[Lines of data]

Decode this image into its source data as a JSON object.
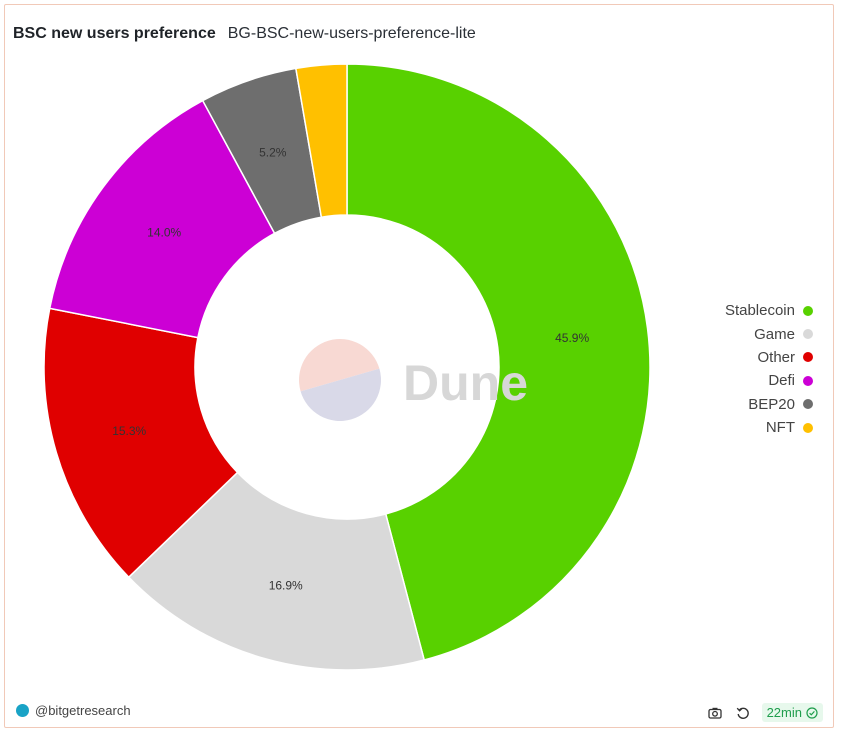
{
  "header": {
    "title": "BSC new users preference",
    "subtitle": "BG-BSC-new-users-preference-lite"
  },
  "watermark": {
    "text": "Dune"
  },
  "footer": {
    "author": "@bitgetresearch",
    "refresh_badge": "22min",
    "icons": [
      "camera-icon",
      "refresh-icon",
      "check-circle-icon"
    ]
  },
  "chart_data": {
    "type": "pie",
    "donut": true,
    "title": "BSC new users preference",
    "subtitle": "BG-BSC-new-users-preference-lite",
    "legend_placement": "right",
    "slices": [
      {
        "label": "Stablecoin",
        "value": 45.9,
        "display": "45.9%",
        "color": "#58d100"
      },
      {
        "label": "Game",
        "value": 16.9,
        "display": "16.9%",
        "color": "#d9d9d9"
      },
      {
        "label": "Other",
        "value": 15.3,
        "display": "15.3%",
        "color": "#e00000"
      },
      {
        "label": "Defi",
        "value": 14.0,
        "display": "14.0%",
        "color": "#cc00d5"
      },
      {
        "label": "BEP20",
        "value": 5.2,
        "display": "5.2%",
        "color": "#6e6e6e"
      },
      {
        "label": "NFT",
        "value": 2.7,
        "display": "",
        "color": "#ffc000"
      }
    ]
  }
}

### DO THIS
Without the pictures, print the whole listing exactly as given.

### THE COMPLETED TASK
Decode this image into its source data as a JSON object.
{
  "header": {
    "title": "BSC new users preference",
    "subtitle": "BG-BSC-new-users-preference-lite"
  },
  "watermark": {
    "text": "Dune"
  },
  "footer": {
    "author": "@bitgetresearch",
    "refresh_badge": "22min",
    "icons": [
      "camera-icon",
      "refresh-icon",
      "check-circle-icon"
    ]
  },
  "chart_data": {
    "type": "pie",
    "donut": true,
    "title": "BSC new users preference",
    "subtitle": "BG-BSC-new-users-preference-lite",
    "legend_placement": "right",
    "slices": [
      {
        "label": "Stablecoin",
        "value": 45.9,
        "display": "45.9%",
        "color": "#58d100"
      },
      {
        "label": "Game",
        "value": 16.9,
        "display": "16.9%",
        "color": "#d9d9d9"
      },
      {
        "label": "Other",
        "value": 15.3,
        "display": "15.3%",
        "color": "#e00000"
      },
      {
        "label": "Defi",
        "value": 14.0,
        "display": "14.0%",
        "color": "#cc00d5"
      },
      {
        "label": "BEP20",
        "value": 5.2,
        "display": "5.2%",
        "color": "#6e6e6e"
      },
      {
        "label": "NFT",
        "value": 2.7,
        "display": "",
        "color": "#ffc000"
      }
    ]
  }
}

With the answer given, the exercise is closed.